Source document>
The concerns about risk of infection in the infant must be weighed against the desire to avoid side effects from ARVs. The higher the maternal viral load (and the closer in timing it is to delivery), the higher the risk of transmitting HIV in utero to the infant. (See 'Undetectable viral load in the four weeks prior to delivery' above.)
●Continuation of ARV prophylaxis for breastfed infants
•Infants of breastfeeding mothers who have sustained viral suppression – For these infants, we engage in shared decision-making with the breastfeeding mother. If the mother is confident in her adherence to ART in the post-partum period, we prefer not to extend prophylaxis beyond the two-week zidovudine prophylaxis that is recommended for low-risk infants. However, some experts would extend the initial single-drug prophylaxis regimen to four or six weeks. If the mother has concern for maintaining adherence to ART while breastfeeding, once daily nevirapine prophylaxis for the infant for the duration of breastfeeding is preferred (table 3). (See 'Continuation of ARV prophylaxis for breastfed infants' above.)
•Infants of breastfeeding mothers without sustained viral suppression – For these infants, we do not advise breastfeeding as the risk of transmission of HIV to the infant through breastmilk is high. (See 'Continuation of ARV prophylaxis for breastfed infants' above.)
●Newborn CMV testing in all HIV-exposed infants – We test all infants born to mothers with HIV for congenital CMV with a urine and/or saliva PCR assay within the first 21 days of life. (See "Congenital cytomegalovirus (cCMV) infection: Clinical features and diagnosis", section on 'Newborn screening for congenital cytomegalovirus'.)

Directions>
1. Reproduce the passage on prophylaxis for HIV-exposed infants from "The concerns about" up to and including "to delivery' above.)".
2. In the passage on prophylaxis for HIV-exposed infants, within how many days of life are infants born to mothers with HIV tested for congenital CMV?
You won't need the dataset entries for any of this.

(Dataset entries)
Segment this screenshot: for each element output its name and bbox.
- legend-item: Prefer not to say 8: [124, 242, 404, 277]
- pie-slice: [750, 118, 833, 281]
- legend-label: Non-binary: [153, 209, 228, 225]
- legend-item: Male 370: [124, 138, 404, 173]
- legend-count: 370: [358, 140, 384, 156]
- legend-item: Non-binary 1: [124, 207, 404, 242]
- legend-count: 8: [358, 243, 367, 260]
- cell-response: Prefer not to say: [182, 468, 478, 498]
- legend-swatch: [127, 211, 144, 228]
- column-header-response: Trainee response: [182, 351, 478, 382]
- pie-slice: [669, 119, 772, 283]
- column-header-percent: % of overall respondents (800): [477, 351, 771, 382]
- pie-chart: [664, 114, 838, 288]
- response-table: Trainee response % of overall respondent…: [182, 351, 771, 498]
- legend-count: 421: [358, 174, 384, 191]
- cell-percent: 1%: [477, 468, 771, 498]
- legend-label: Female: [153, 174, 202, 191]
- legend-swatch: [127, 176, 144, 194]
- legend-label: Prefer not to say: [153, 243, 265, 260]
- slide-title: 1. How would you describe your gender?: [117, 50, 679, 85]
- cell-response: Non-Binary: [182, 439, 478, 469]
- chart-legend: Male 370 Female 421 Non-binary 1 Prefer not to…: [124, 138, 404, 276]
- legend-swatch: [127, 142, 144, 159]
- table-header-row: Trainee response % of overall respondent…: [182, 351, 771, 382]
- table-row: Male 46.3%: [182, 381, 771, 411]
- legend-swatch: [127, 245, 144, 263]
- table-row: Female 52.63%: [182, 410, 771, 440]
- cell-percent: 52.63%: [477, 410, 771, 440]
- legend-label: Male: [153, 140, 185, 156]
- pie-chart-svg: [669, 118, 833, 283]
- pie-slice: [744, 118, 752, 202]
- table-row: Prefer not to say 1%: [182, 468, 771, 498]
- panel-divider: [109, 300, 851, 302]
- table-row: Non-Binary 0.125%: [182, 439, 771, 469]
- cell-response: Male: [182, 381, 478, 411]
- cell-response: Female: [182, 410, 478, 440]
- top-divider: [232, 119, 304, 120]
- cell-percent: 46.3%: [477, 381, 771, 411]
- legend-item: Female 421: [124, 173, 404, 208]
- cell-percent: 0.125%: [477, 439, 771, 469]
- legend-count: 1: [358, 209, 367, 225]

Replies>
1.
The concerns about risk of infection in the infant must be weighed against the desire to avoid side effects from ARVs. The higher the maternal viral load (and the closer in timing it is to delivery), the higher the risk of transmitting HIV in utero to the infant. (See 'Undetectable viral load in the four weeks prior to delivery' above.)

2. Within the first 21 days of life.